Please write out the material below exactly as given.

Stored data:
________________________________________

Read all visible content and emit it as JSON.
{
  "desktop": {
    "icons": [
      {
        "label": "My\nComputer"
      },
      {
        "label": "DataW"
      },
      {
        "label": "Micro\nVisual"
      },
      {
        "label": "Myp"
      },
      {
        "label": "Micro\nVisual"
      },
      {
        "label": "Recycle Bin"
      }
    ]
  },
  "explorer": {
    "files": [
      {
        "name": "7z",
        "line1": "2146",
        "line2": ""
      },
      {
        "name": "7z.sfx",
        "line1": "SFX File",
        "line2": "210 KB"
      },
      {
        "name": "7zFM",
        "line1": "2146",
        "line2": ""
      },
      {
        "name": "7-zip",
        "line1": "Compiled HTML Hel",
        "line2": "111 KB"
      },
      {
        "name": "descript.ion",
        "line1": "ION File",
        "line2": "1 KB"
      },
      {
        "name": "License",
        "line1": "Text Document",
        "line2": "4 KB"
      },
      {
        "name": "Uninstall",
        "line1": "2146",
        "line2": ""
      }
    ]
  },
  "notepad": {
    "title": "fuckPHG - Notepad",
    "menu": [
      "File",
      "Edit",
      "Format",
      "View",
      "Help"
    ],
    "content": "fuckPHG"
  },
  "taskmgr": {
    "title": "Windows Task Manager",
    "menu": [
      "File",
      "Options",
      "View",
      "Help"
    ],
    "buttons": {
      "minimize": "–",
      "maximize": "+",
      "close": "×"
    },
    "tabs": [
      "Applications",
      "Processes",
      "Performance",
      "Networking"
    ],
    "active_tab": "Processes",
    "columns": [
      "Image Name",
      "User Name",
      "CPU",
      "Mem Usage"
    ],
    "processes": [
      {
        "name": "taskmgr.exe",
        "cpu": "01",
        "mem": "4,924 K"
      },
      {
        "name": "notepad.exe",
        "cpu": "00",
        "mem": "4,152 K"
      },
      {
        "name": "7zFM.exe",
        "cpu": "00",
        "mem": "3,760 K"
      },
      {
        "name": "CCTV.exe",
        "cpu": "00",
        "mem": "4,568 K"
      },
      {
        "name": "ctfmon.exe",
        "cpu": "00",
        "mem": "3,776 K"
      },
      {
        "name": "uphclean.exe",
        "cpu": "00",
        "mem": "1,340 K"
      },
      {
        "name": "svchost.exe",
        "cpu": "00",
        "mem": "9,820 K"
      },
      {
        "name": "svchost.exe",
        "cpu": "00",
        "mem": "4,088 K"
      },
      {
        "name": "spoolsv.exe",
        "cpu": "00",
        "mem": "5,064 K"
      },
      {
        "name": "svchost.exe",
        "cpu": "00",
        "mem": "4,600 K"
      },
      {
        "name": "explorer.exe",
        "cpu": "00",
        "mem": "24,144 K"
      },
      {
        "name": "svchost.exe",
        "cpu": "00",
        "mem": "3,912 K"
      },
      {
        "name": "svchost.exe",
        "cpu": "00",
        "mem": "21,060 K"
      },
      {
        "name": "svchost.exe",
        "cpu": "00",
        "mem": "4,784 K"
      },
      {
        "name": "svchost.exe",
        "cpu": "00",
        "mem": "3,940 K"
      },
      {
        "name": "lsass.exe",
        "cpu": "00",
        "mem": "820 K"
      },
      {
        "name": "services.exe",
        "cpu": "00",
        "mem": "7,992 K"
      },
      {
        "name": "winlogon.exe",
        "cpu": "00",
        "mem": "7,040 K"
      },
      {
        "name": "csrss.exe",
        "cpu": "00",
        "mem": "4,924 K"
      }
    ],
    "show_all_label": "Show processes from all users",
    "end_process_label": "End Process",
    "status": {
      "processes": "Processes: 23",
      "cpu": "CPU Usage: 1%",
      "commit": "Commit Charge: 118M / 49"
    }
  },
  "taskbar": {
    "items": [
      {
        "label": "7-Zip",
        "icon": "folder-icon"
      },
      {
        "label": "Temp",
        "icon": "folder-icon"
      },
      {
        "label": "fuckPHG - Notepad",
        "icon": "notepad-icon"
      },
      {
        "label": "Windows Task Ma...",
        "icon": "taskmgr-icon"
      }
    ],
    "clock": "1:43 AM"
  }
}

________________________________________

COMPLETE OUTPUT:
Read all visible content and emit it as JSON.
{
  "desktop": {
    "icons": [
      {
        "label": "My\nComputer"
      },
      {
        "label": "DataW"
      },
      {
        "label": "Micro\nVisual"
      },
      {
        "label": "Myp"
      },
      {
        "label": "Micro\nVisual"
      },
      {
        "label": "Recycle Bin"
      }
    ]
  },
  "explorer": {
    "files": [
      {
        "name": "7z",
        "line1": "2146",
        "line2": ""
      },
      {
        "name": "7z.sfx",
        "line1": "SFX File",
        "line2": "210 KB"
      },
      {
        "name": "7zFM",
        "line1": "2146",
        "line2": ""
      },
      {
        "name": "7-zip",
        "line1": "Compiled HTML Hel",
        "line2": "111 KB"
      },
      {
        "name": "descript.ion",
        "line1": "ION File",
        "line2": "1 KB"
      },
      {
        "name": "License",
        "line1": "Text Document",
        "line2": "4 KB"
      },
      {
        "name": "Uninstall",
        "line1": "2146",
        "line2": ""
      }
    ]
  },
  "notepad": {
    "title": "fuckPHG - Notepad",
    "menu": [
      "File",
      "Edit",
      "Format",
      "View",
      "Help"
    ],
    "content": "fuckPHG"
  },
  "taskmgr": {
    "title": "Windows Task Manager",
    "menu": [
      "File",
      "Options",
      "View",
      "Help"
    ],
    "buttons": {
      "minimize": "–",
      "maximize": "+",
      "close": "×"
    },
    "tabs": [
      "Applications",
      "Processes",
      "Performance",
      "Networking"
    ],
    "active_tab": "Processes",
    "columns": [
      "Image Name",
      "User Name",
      "CPU",
      "Mem Usage"
    ],
    "processes": [
      {
        "name": "taskmgr.exe",
        "cpu": "01",
        "mem": "4,924 K"
      },
      {
        "name": "notepad.exe",
        "cpu": "00",
        "mem": "4,152 K"
      },
      {
        "name": "7zFM.exe",
        "cpu": "00",
        "mem": "3,760 K"
      },
      {
        "name": "CCTV.exe",
        "cpu": "00",
        "mem": "4,568 K"
      },
      {
        "name": "ctfmon.exe",
        "cpu": "00",
        "mem": "3,776 K"
      },
      {
        "name": "uphclean.exe",
        "cpu": "00",
        "mem": "1,340 K"
      },
      {
        "name": "svchost.exe",
        "cpu": "00",
        "mem": "9,820 K"
      },
      {
        "name": "svchost.exe",
        "cpu": "00",
        "mem": "4,088 K"
      },
      {
        "name": "spoolsv.exe",
        "cpu": "00",
        "mem": "5,064 K"
      },
      {
        "name": "svchost.exe",
        "cpu": "00",
        "mem": "4,600 K"
      },
      {
        "name": "explorer.exe",
        "cpu": "00",
        "mem": "24,144 K"
      },
      {
        "name": "svchost.exe",
        "cpu": "00",
        "mem": "3,912 K"
      },
      {
        "name": "svchost.exe",
        "cpu": "00",
        "mem": "21,060 K"
      },
      {
        "name": "svchost.exe",
        "cpu": "00",
        "mem": "4,784 K"
      },
      {
        "name": "svchost.exe",
        "cpu": "00",
        "mem": "3,940 K"
      },
      {
        "name": "lsass.exe",
        "cpu": "00",
        "mem": "820 K"
      },
      {
        "name": "services.exe",
        "cpu": "00",
        "mem": "7,992 K"
      },
      {
        "name": "winlogon.exe",
        "cpu": "00",
        "mem": "7,040 K"
      },
      {
        "name": "csrss.exe",
        "cpu": "00",
        "mem": "4,924 K"
      }
    ],
    "show_all_label": "Show processes from all users",
    "end_process_label": "End Process",
    "status": {
      "processes": "Processes: 23",
      "cpu": "CPU Usage: 1%",
      "commit": "Commit Charge: 118M / 49"
    }
  },
  "taskbar": {
    "items": [
      {
        "label": "7-Zip",
        "icon": "folder-icon"
      },
      {
        "label": "Temp",
        "icon": "folder-icon"
      },
      {
        "label": "fuckPHG - Notepad",
        "icon": "notepad-icon"
      },
      {
        "label": "Windows Task Ma...",
        "icon": "taskmgr-icon"
      }
    ],
    "clock": "1:43 AM"
  }
}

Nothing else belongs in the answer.